# Texto para leitura

O jogo de xadrez permite analogias com a tomada de decisões estratégicas em campanhas eleitorais. Reflito hoje sobre o recente movimento de Lula com Alckmin.
No xadrez, o jogador avalia a cada lance se está em vantagem, desvantagem ou equilíbrio. Sua chance de vitória é determinada por cálculos virtuais que dependem: a) do grau de iniciativa na abertura (a agilidade com que as peças são postas em casas-chave), b) dos recursos disponíveis (suas peças: damas valem mais que torres, que valem mais que bispos e cavalos, que valem mais que peões etc.), e c) do potencial de atividade das peças (por exemplo, as torres estão mais ativas quando não bloqueadas por um peão).

# Enunciado
Como fica, no texto sobre xadrez e eleições, tudo desde "No xadrez, o" até "por um peão)." se você substituir "jogador" por "enxadrista"?

# Linhas de dados

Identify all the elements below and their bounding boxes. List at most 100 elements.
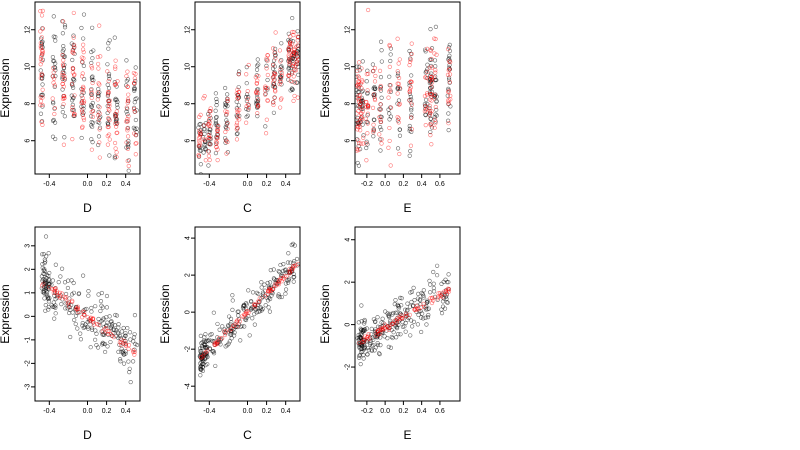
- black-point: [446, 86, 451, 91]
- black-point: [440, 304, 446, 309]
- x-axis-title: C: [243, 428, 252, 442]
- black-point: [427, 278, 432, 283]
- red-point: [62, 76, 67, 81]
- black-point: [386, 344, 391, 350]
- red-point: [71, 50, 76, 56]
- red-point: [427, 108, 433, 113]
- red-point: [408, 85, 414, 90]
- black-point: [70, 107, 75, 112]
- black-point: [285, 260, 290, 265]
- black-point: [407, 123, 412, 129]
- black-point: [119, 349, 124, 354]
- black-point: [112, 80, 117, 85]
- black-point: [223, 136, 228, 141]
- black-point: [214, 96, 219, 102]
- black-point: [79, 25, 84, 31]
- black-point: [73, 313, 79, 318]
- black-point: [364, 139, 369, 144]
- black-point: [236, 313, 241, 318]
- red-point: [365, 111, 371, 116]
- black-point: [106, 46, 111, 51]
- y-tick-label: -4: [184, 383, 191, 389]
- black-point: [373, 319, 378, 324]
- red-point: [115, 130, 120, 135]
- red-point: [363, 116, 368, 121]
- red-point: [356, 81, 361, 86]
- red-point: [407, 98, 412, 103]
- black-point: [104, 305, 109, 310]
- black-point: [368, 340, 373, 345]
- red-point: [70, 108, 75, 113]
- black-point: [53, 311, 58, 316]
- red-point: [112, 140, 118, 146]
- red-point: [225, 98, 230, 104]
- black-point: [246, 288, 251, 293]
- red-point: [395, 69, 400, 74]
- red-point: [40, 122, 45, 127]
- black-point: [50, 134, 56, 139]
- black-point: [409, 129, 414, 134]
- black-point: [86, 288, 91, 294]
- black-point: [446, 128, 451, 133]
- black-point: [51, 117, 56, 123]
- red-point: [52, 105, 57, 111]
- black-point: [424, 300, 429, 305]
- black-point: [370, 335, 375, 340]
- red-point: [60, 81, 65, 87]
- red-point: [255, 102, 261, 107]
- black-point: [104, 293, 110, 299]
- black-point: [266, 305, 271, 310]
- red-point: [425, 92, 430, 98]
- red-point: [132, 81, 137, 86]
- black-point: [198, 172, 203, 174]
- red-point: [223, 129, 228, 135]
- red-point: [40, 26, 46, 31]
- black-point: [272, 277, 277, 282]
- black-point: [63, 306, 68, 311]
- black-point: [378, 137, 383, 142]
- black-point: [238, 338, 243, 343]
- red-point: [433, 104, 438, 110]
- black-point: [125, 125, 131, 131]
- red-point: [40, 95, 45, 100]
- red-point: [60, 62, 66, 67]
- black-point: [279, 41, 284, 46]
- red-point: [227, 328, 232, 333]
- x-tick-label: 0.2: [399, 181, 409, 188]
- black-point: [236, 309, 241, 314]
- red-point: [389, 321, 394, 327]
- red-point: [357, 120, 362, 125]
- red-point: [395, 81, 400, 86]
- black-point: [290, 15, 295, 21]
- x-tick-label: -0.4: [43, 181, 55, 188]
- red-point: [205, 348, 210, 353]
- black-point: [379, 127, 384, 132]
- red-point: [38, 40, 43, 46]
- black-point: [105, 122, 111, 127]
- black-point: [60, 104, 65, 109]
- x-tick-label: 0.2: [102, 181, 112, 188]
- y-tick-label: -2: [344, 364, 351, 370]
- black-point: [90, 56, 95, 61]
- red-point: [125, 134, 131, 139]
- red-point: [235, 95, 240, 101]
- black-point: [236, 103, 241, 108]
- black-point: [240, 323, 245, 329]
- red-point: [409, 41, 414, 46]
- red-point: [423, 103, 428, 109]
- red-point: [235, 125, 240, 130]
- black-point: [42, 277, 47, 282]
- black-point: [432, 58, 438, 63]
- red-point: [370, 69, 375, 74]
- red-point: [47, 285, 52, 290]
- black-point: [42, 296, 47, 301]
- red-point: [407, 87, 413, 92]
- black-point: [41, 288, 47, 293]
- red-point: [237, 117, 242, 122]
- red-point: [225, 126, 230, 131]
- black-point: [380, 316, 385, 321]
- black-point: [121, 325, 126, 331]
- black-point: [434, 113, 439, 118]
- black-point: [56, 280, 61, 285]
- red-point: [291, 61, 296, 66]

--

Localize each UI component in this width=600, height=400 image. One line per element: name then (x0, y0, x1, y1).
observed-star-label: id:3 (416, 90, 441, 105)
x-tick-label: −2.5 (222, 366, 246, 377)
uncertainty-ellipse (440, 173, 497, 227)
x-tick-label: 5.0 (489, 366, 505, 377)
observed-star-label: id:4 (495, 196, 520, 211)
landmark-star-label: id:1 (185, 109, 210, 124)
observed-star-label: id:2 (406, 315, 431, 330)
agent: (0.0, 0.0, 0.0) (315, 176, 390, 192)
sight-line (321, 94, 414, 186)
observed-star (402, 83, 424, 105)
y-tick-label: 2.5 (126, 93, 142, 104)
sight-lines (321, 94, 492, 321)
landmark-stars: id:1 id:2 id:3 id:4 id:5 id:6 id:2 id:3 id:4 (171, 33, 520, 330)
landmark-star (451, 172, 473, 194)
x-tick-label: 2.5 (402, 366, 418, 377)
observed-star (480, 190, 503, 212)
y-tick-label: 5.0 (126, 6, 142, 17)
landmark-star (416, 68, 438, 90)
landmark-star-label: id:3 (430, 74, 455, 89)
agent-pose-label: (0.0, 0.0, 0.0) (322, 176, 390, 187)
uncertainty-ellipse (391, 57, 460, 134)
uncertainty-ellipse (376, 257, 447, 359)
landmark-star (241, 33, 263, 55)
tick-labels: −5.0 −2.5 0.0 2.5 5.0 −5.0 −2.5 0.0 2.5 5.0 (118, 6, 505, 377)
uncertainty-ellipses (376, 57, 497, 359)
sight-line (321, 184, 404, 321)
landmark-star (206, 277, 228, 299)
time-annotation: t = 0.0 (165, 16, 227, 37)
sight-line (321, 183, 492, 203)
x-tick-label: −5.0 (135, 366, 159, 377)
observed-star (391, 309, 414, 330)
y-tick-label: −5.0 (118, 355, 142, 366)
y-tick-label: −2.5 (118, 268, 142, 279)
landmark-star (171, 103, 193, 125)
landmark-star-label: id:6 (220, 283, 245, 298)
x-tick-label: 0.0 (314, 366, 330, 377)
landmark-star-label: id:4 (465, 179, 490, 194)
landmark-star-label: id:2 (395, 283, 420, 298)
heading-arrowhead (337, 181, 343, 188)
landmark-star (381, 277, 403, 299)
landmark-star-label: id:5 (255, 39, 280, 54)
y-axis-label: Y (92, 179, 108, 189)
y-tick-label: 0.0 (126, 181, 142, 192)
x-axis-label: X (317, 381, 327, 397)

--

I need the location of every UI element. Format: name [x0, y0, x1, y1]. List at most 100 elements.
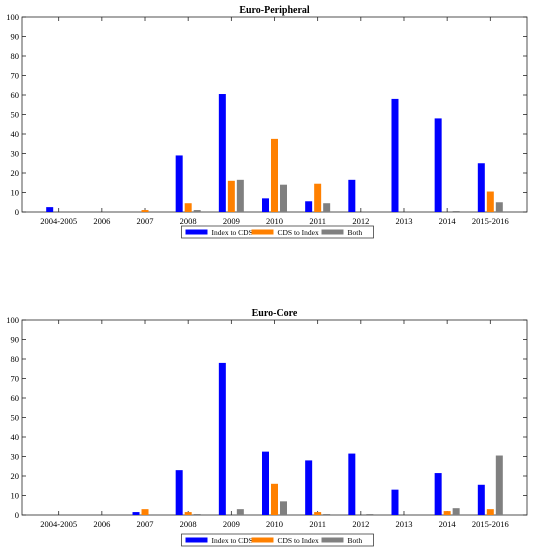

# Solução
No xadrez, o enxadrista avalia a cada lance se está em vantagem, desvantagem ou equilíbrio. Sua chance de vitória é determinada por cálculos virtuais que dependem: a) do grau de iniciativa na abertura (a agilidade com que as peças são postas em casas-chave), b) dos recursos disponíveis (suas peças: damas valem mais que torres, que valem mais que bispos e cavalos, que valem mais que peões etc.), e c) do potencial de atividade das peças (por exemplo, as torres estão mais ativas quando não bloqueadas por um peão).